Exercise task> Give a verbatim repeat of the lines that run from the line containing "Reverse-engineer this chart into JSON." to the end of the data below.

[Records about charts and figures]
* * * *

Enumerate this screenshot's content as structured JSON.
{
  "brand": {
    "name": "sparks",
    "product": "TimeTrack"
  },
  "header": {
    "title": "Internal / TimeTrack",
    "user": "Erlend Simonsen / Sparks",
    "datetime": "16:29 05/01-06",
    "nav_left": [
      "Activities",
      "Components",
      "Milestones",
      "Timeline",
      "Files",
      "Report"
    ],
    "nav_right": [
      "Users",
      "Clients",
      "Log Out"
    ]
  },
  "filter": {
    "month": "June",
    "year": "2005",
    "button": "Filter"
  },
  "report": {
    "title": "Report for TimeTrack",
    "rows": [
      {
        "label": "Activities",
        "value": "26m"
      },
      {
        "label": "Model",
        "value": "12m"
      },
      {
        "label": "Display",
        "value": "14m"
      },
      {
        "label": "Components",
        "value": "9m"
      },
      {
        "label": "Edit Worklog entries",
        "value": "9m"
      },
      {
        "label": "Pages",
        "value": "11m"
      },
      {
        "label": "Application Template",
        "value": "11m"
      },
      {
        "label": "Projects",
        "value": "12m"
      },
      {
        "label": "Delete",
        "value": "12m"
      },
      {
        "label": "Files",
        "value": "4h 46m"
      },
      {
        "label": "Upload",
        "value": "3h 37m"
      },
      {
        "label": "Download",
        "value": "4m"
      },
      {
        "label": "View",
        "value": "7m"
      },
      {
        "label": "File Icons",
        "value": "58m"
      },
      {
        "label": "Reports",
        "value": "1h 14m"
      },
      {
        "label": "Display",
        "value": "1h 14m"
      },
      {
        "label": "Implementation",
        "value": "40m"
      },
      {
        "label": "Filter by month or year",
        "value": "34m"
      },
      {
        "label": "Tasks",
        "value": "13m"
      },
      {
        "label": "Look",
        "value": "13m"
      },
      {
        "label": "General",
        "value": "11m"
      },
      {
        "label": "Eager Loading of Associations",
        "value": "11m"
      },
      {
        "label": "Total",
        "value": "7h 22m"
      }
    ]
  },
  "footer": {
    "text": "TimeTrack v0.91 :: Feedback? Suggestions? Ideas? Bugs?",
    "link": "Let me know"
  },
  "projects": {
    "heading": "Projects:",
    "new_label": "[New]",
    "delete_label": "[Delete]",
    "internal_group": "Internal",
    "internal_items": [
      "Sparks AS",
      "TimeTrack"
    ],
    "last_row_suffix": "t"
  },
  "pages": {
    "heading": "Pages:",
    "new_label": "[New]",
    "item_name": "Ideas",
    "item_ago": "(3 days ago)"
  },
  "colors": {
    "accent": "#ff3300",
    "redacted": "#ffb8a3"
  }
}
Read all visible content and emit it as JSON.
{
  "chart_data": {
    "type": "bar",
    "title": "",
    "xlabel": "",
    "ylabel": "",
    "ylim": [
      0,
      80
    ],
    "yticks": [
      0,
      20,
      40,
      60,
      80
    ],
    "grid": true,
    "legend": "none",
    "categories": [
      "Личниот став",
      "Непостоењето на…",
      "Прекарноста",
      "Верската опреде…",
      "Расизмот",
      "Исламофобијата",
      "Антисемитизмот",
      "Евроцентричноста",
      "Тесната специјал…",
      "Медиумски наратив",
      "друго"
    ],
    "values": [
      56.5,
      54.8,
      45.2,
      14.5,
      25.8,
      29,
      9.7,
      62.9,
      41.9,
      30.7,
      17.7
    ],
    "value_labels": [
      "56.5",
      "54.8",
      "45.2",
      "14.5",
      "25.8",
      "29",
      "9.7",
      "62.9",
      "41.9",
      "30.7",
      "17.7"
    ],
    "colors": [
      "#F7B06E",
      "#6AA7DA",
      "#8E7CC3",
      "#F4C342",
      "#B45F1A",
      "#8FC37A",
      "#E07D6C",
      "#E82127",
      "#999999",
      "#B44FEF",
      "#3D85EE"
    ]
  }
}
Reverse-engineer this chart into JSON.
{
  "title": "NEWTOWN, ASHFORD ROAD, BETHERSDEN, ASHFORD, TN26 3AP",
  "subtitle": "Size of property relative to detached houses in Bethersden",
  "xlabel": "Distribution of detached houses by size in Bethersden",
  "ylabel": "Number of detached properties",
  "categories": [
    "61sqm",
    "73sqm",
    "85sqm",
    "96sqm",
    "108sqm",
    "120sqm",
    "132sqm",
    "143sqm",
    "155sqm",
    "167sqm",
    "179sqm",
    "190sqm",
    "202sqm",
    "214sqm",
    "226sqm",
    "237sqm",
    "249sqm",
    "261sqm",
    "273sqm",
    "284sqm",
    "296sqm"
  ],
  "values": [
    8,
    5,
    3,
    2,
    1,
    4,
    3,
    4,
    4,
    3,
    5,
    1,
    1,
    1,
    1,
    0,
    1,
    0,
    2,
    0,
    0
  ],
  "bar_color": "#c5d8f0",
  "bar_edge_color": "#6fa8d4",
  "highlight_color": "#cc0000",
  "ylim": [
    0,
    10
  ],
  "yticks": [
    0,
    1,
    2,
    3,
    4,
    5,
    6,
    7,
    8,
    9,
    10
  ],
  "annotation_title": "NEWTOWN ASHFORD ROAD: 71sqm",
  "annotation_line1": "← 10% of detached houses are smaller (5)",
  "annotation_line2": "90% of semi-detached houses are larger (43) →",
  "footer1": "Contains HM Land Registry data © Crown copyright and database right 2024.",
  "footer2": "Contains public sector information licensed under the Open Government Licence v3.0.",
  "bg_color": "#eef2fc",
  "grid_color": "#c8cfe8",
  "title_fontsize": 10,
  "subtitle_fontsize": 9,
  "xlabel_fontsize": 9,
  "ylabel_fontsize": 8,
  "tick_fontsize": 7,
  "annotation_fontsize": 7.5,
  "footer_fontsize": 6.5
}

* * * *

Completed exercise>
Reverse-engineer this chart into JSON.
{
  "title": "NEWTOWN, ASHFORD ROAD, BETHERSDEN, ASHFORD, TN26 3AP",
  "subtitle": "Size of property relative to detached houses in Bethersden",
  "xlabel": "Distribution of detached houses by size in Bethersden",
  "ylabel": "Number of detached properties",
  "categories": [
    "61sqm",
    "73sqm",
    "85sqm",
    "96sqm",
    "108sqm",
    "120sqm",
    "132sqm",
    "143sqm",
    "155sqm",
    "167sqm",
    "179sqm",
    "190sqm",
    "202sqm",
    "214sqm",
    "226sqm",
    "237sqm",
    "249sqm",
    "261sqm",
    "273sqm",
    "284sqm",
    "296sqm"
  ],
  "values": [
    8,
    5,
    3,
    2,
    1,
    4,
    3,
    4,
    4,
    3,
    5,
    1,
    1,
    1,
    1,
    0,
    1,
    0,
    2,
    0,
    0
  ],
  "bar_color": "#c5d8f0",
  "bar_edge_color": "#6fa8d4",
  "highlight_color": "#cc0000",
  "ylim": [
    0,
    10
  ],
  "yticks": [
    0,
    1,
    2,
    3,
    4,
    5,
    6,
    7,
    8,
    9,
    10
  ],
  "annotation_title": "NEWTOWN ASHFORD ROAD: 71sqm",
  "annotation_line1": "← 10% of detached houses are smaller (5)",
  "annotation_line2": "90% of semi-detached houses are larger (43) →",
  "footer1": "Contains HM Land Registry data © Crown copyright and database right 2024.",
  "footer2": "Contains public sector information licensed under the Open Government Licence v3.0.",
  "bg_color": "#eef2fc",
  "grid_color": "#c8cfe8",
  "title_fontsize": 10,
  "subtitle_fontsize": 9,
  "xlabel_fontsize": 9,
  "ylabel_fontsize": 8,
  "tick_fontsize": 7,
  "annotation_fontsize": 7.5,
  "footer_fontsize": 6.5
}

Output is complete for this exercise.